-- Begin Extract provided --
# Why does my cat yowl at night



## ClaireSayer (Jan 5, 2009)

Hi, Since losing our other cat (dec 08) our elderly cat Tabatha (18years) has started to yowl at night , particulary after she has eaten. If we check on her she seems a bit disorientated and confused, shes fine after 5mins of attention but then she will probably repeat her yowling a few hours later. Also she wont sleep on the bed with us anymore, she spends the night on the sofa where cassie used to sleep. Has anyone had any similar experiences , its as if she is pining for cassie even though they didnt really get on. They have been together for the last 16 years. Thanks for your comments


----------



## pugsley Adams (Dec 30, 2008)

My cat does this to, and for no reason. some cats just do that. That is all I can write, but I am sure many members here well provide possibly better responses to this post!


----------



## Siamese Kelly (Jan 6, 2008)

Hi Claire,firstly so sorry for the passing of your beloved Cassie As for Tabitha's yowling,it could be her age showing and she's hard of hearing or it could be again given her age,her sight is going and the nighttime darkness scares/confuses her and she needs reassurance from you and gets this when you cuddle her(from her sense of your smell) and so in her mind she's simply talking at her normal level of volume,or it could be that she is fretting somewhat,i'm sure if she is fretting with a bit of extra tlc she'll come round,but maybe because it's a fairly recent thing it might be a good idea to have her checked generally by your vet,just for your peace of mind and her well beingPlease let us know how you and she get on


----------



## lymorelynn (Oct 4, 2008)

Poor Tabitha:sad:. It does sound to me as if she is perhaps missing her long-time companion even if they didn't really get on. I didn't think my moggie got on with our last Siamese but when she was killed (hit and run) he went and sat by her at the roadside crying and for weeks he would sleep where we buried her.:sad:
perhpas Tabitha misses Cassie most at night time when there's no one else around and she feels lonely. I think tlc is what's called for.
I'm sorry for your loss. 18 is a wonderful age for a cat and I'm sure you must miss her too after such a long life.


----------
-- End Extract provided --
Short exercise A: Name each user who posted in the thread about the yowling cat.
The entries have no connection to the thread.
-- Begin Records shown --
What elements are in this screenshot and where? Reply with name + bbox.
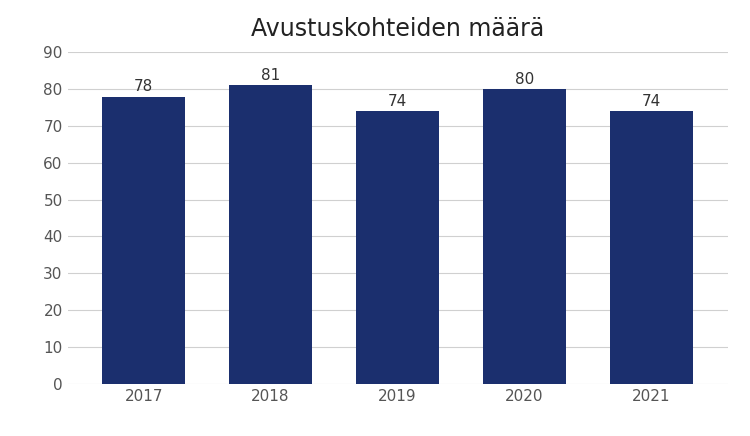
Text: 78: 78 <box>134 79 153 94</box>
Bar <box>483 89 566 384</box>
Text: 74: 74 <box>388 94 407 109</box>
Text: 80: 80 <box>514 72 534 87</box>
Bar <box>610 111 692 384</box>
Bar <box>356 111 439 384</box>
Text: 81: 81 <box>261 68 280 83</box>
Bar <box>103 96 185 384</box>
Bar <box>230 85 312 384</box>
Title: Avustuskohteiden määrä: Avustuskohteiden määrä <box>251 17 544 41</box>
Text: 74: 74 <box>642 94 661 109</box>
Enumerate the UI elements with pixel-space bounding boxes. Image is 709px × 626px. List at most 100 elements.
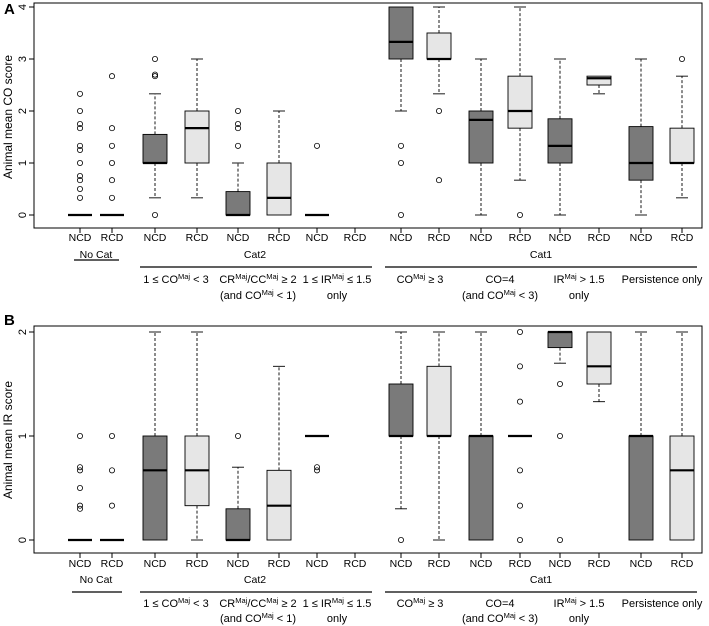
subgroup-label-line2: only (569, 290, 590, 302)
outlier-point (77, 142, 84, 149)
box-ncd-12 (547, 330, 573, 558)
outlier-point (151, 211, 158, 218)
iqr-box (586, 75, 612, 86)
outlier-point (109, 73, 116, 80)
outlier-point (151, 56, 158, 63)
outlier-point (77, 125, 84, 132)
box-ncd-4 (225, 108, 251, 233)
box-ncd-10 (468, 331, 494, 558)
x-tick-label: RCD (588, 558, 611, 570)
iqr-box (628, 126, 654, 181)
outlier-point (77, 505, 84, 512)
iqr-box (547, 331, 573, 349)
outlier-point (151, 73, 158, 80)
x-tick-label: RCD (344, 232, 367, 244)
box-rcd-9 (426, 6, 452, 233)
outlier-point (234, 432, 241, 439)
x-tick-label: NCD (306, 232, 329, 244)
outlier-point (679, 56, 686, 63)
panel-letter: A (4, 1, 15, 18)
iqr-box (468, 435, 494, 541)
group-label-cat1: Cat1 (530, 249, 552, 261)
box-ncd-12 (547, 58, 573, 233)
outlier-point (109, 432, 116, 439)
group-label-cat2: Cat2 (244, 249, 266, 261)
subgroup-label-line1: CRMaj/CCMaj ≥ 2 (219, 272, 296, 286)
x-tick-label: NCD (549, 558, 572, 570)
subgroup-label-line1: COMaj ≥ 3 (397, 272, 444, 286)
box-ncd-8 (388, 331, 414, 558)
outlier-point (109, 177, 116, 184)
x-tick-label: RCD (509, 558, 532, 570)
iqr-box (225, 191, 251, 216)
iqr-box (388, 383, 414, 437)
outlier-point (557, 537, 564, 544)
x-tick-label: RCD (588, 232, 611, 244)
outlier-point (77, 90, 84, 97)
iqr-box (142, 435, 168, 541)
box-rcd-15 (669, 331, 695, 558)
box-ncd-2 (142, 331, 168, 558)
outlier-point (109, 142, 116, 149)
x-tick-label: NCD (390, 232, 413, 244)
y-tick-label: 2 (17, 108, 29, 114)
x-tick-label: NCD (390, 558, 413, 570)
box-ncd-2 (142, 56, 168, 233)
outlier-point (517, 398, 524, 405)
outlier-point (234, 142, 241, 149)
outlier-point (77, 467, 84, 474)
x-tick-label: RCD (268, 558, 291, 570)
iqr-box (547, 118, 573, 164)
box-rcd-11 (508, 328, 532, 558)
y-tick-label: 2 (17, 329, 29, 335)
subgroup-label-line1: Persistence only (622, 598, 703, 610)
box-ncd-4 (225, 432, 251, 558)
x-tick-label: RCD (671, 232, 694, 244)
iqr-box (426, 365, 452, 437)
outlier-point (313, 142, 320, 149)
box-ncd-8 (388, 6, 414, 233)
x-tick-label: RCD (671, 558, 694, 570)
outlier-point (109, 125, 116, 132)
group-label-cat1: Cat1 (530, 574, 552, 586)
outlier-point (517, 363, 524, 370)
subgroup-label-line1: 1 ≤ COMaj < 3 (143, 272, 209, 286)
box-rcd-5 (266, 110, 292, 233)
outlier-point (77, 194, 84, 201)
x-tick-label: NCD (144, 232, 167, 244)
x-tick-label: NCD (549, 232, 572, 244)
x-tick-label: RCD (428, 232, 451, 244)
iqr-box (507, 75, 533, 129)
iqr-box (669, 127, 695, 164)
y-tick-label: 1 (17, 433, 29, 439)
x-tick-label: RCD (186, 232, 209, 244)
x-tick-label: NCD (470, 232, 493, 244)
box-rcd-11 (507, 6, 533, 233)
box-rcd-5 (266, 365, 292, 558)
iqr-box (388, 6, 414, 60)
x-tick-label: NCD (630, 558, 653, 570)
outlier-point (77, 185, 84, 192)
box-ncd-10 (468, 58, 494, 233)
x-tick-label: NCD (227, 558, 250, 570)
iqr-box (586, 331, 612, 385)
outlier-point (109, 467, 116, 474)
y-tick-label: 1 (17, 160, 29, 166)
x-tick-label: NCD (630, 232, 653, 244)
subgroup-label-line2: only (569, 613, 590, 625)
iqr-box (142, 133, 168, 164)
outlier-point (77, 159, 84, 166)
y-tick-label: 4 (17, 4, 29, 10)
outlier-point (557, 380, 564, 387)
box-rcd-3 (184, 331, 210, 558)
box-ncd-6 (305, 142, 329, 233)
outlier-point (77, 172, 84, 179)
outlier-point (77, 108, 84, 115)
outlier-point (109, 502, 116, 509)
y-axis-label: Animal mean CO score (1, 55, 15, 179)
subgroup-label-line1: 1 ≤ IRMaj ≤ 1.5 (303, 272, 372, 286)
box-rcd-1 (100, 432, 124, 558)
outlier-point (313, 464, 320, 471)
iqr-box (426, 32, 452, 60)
-- End Records shown --
-- Begin Records shown --
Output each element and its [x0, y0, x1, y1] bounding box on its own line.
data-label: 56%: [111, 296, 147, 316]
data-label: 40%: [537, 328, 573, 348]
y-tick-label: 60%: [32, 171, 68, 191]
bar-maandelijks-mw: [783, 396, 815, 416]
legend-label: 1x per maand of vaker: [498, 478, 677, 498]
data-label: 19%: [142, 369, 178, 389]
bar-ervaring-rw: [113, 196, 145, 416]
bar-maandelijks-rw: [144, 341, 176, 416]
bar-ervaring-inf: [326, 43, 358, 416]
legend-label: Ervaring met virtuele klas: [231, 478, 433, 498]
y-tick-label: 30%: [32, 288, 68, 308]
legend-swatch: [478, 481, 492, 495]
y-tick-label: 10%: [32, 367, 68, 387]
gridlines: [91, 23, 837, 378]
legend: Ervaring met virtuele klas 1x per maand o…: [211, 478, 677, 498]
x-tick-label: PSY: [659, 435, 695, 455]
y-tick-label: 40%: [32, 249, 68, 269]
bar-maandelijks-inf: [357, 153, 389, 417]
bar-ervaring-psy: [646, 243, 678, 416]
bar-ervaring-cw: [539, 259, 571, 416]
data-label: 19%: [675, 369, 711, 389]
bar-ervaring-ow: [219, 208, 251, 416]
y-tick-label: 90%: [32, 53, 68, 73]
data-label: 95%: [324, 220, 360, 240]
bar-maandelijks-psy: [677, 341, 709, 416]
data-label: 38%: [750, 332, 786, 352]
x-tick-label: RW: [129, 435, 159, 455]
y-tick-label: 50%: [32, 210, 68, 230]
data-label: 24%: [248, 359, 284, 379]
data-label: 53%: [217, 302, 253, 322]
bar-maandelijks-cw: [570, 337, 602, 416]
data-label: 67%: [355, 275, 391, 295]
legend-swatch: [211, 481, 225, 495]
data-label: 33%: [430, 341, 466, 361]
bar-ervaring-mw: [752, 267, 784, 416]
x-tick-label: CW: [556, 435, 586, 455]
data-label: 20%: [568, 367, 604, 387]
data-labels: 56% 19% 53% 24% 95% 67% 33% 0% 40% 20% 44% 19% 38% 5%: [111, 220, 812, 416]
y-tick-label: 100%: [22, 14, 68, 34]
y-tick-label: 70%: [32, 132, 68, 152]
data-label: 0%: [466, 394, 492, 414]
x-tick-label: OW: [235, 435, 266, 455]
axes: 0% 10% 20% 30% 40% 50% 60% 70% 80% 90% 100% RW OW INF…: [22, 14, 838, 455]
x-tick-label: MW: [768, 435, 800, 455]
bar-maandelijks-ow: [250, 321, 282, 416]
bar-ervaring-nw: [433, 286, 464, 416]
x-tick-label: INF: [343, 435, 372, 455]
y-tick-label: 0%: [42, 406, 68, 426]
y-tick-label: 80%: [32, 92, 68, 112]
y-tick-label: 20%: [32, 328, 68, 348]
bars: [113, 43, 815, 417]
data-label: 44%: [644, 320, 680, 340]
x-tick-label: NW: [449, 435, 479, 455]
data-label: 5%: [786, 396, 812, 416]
-- End Records shown --
-- Begin Records shown --
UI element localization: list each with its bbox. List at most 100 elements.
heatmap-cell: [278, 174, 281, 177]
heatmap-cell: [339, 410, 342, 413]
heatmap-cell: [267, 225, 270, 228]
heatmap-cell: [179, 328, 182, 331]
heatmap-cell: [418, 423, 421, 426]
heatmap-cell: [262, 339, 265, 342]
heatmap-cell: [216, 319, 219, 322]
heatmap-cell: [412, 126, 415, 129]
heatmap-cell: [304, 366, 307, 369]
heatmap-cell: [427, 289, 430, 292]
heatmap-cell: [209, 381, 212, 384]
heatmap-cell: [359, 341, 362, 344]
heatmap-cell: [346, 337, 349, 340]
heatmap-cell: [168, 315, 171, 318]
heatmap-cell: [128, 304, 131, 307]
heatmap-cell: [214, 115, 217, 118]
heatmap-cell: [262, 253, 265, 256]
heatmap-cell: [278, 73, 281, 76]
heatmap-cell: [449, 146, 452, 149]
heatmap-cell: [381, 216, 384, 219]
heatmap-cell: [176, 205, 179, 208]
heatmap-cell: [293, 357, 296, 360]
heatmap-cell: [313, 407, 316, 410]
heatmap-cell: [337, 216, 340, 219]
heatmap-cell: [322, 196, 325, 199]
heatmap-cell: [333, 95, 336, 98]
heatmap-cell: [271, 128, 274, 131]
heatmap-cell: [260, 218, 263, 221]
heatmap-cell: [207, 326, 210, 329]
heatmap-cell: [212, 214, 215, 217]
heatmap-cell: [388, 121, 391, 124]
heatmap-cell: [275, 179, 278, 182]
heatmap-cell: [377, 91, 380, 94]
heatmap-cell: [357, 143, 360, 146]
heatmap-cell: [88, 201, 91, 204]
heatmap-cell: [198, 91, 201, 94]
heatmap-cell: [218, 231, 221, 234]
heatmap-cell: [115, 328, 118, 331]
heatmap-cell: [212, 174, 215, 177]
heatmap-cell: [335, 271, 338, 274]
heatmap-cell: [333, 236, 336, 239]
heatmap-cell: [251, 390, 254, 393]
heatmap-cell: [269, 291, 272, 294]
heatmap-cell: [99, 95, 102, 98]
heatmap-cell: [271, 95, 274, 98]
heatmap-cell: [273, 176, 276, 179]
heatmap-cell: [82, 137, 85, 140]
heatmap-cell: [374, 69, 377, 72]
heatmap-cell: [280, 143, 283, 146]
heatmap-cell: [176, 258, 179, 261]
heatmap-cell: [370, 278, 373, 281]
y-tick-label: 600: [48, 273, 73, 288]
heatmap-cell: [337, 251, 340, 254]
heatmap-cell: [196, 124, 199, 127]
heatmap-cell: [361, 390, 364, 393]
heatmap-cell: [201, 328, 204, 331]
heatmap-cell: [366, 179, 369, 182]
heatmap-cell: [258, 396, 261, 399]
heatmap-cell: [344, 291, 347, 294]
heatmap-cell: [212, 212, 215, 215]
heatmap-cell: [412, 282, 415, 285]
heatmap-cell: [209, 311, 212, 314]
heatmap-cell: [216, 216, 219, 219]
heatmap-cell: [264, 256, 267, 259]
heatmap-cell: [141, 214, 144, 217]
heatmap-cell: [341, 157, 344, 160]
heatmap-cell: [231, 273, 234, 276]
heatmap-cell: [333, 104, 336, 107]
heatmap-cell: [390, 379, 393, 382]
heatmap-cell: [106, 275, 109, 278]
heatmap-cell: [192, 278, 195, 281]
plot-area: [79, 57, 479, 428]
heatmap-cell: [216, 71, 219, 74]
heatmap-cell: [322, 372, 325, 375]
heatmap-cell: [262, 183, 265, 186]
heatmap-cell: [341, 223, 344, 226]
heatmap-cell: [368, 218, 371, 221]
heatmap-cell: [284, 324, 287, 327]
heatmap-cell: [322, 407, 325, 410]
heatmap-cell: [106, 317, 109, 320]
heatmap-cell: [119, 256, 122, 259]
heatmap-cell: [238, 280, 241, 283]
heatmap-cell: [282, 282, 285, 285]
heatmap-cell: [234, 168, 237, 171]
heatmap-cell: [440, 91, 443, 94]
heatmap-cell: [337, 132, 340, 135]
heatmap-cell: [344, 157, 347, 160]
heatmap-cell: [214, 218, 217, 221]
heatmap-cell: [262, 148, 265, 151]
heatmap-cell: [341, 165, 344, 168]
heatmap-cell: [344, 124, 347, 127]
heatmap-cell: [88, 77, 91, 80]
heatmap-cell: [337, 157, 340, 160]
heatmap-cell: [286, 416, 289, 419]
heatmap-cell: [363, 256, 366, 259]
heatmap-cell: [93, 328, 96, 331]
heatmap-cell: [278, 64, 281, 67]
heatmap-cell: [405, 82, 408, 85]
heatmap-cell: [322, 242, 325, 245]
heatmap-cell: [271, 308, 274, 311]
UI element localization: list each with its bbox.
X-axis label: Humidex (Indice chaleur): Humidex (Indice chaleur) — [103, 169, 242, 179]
-- End Records shown --
Short exercise B: Please gather every line of the entries that contains the string "bounding".

Full response A:
ClaireSayer
pugsley Adams
Siamese Kelly
lymorelynn

Full response B:
Enumerate the UI elements with pixel-space bounding boxes. Image is 709px × 626px. List at most 100 elements.
Output each element and its [x0, y0, x1, y1] bounding box on its own line.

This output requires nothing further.